Beginning with the line in which "Read this page and output its text content." appears, transcribe each line word for word until the records end. Do not include pictures.

Dataset content ::
==*==

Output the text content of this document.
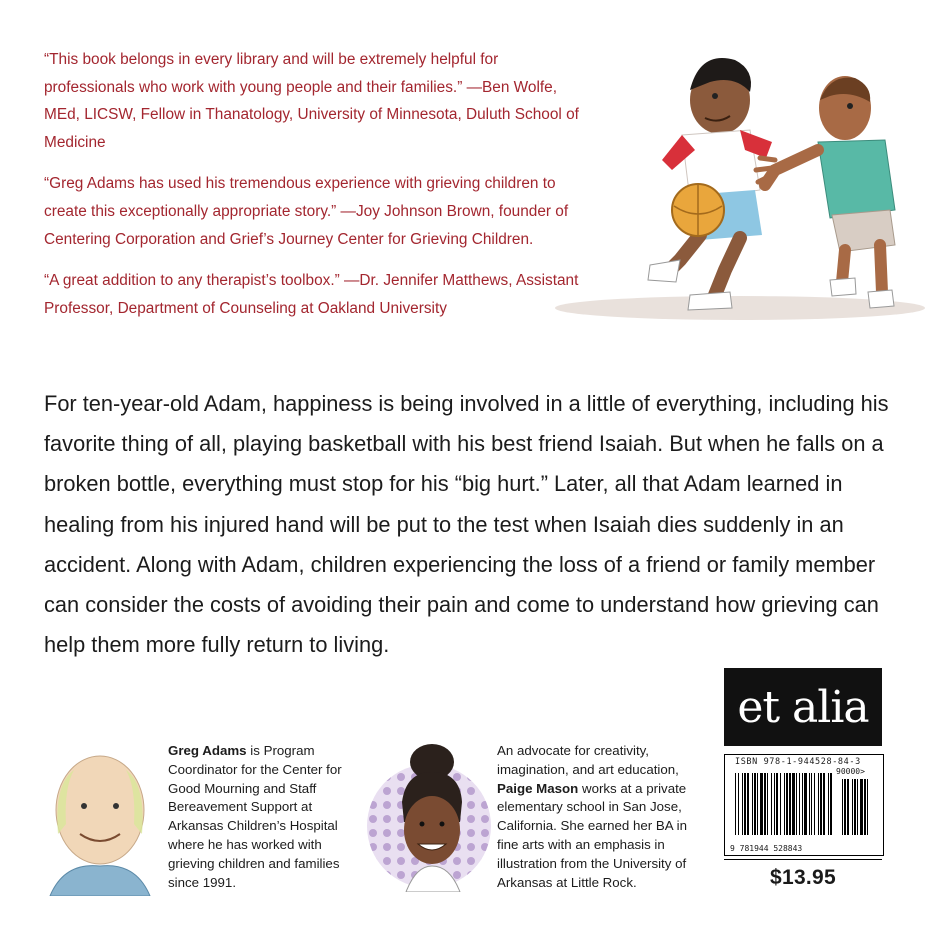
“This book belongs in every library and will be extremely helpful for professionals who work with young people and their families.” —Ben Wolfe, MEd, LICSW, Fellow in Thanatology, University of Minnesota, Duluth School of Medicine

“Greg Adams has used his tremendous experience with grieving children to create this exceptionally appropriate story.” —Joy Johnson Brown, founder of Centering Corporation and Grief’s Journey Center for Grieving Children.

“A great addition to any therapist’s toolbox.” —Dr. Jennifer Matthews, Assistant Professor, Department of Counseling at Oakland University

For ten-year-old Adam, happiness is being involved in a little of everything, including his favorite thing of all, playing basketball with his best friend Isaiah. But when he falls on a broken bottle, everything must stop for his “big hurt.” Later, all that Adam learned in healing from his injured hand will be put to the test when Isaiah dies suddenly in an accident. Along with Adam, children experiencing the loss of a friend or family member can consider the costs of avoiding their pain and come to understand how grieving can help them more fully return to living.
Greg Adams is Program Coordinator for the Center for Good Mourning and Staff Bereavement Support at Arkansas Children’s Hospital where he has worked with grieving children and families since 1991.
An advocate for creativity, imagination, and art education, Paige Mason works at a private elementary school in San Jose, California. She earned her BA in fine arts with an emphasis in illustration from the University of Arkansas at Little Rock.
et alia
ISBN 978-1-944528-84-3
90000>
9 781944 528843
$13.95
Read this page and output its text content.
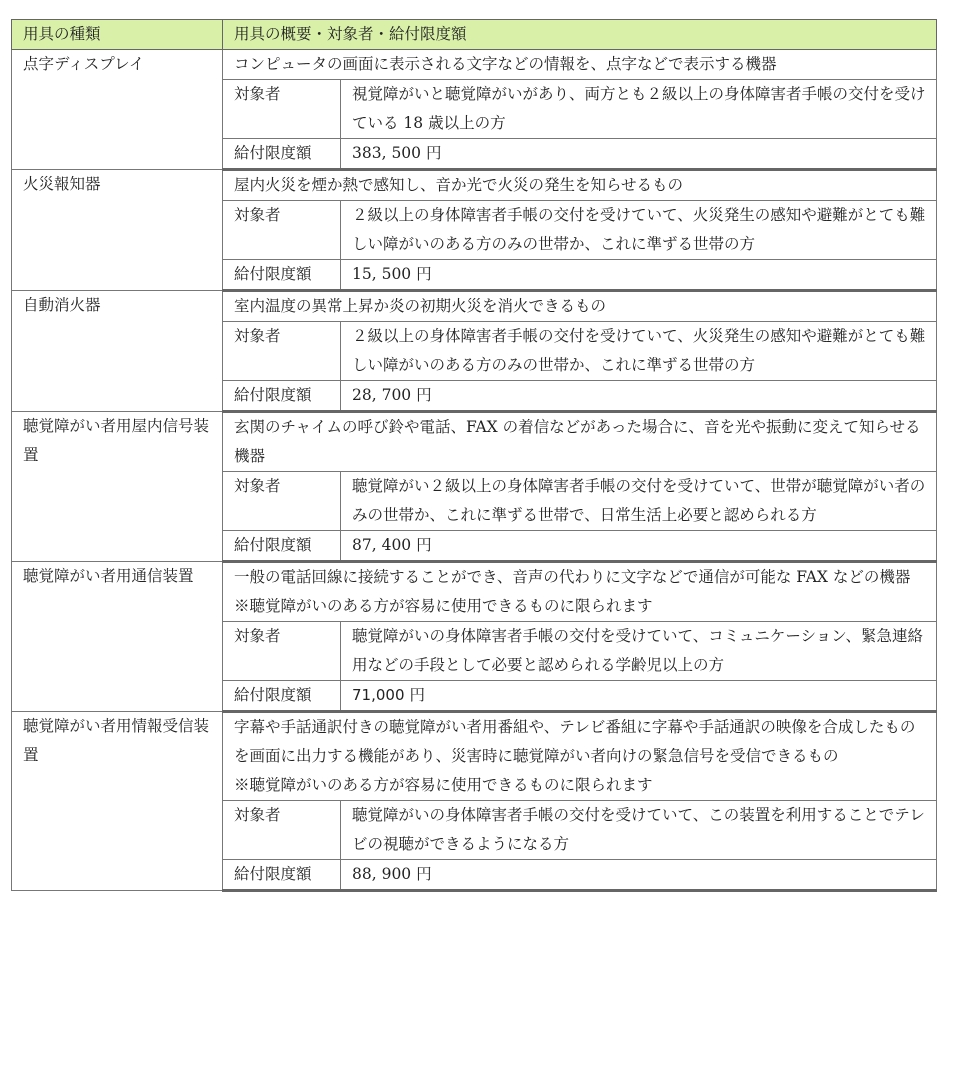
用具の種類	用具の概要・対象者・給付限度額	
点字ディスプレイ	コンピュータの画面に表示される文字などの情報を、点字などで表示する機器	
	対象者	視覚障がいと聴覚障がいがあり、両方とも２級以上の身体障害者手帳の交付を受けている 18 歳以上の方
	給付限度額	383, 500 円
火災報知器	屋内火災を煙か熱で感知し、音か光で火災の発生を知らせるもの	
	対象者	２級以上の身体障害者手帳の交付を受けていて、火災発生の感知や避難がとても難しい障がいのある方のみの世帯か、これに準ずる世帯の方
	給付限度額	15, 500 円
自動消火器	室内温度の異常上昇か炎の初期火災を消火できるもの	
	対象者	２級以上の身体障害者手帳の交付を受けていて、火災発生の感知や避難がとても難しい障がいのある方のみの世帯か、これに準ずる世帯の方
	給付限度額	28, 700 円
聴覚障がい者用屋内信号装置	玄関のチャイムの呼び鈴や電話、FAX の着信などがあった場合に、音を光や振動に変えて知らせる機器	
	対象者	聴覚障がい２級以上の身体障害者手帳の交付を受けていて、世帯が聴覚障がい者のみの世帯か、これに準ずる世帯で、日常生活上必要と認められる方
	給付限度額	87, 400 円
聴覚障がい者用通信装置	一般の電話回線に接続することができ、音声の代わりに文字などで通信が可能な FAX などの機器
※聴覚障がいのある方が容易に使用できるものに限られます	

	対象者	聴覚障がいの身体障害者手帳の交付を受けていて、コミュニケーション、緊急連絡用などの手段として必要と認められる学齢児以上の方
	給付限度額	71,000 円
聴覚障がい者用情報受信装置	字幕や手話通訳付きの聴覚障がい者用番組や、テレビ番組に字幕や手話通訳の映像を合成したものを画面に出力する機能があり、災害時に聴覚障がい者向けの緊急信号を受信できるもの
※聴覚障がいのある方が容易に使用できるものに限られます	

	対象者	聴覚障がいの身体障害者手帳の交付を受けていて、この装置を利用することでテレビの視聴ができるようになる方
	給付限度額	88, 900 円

==*==

Full response ::
Read this page and output its text content.
用具の種類	用具の概要・対象者・給付限度額	
点字ディスプレイ	コンピュータの画面に表示される文字などの情報を、点字などで表示する機器	
	対象者	視覚障がいと聴覚障がいがあり、両方とも２級以上の身体障害者手帳の交付を受けている 18 歳以上の方
	給付限度額	383, 500 円
火災報知器	屋内火災を煙か熱で感知し、音か光で火災の発生を知らせるもの	
	対象者	２級以上の身体障害者手帳の交付を受けていて、火災発生の感知や避難がとても難しい障がいのある方のみの世帯か、これに準ずる世帯の方
	給付限度額	15, 500 円
自動消火器	室内温度の異常上昇か炎の初期火災を消火できるもの	
	対象者	２級以上の身体障害者手帳の交付を受けていて、火災発生の感知や避難がとても難しい障がいのある方のみの世帯か、これに準ずる世帯の方
	給付限度額	28, 700 円
聴覚障がい者用屋内信号装置	玄関のチャイムの呼び鈴や電話、FAX の着信などがあった場合に、音を光や振動に変えて知らせる機器	
	対象者	聴覚障がい２級以上の身体障害者手帳の交付を受けていて、世帯が聴覚障がい者のみの世帯か、これに準ずる世帯で、日常生活上必要と認められる方
	給付限度額	87, 400 円
聴覚障がい者用通信装置	一般の電話回線に接続することができ、音声の代わりに文字などで通信が可能な FAX などの機器
※聴覚障がいのある方が容易に使用できるものに限られます	

	対象者	聴覚障がいの身体障害者手帳の交付を受けていて、コミュニケーション、緊急連絡用などの手段として必要と認められる学齢児以上の方
	給付限度額	71,000 円
聴覚障がい者用情報受信装置	字幕や手話通訳付きの聴覚障がい者用番組や、テレビ番組に字幕や手話通訳の映像を合成したものを画面に出力する機能があり、災害時に聴覚障がい者向けの緊急信号を受信できるもの
※聴覚障がいのある方が容易に使用できるものに限られます	

	対象者	聴覚障がいの身体障害者手帳の交付を受けていて、この装置を利用することでテレビの視聴ができるようになる方
	給付限度額	88, 900 円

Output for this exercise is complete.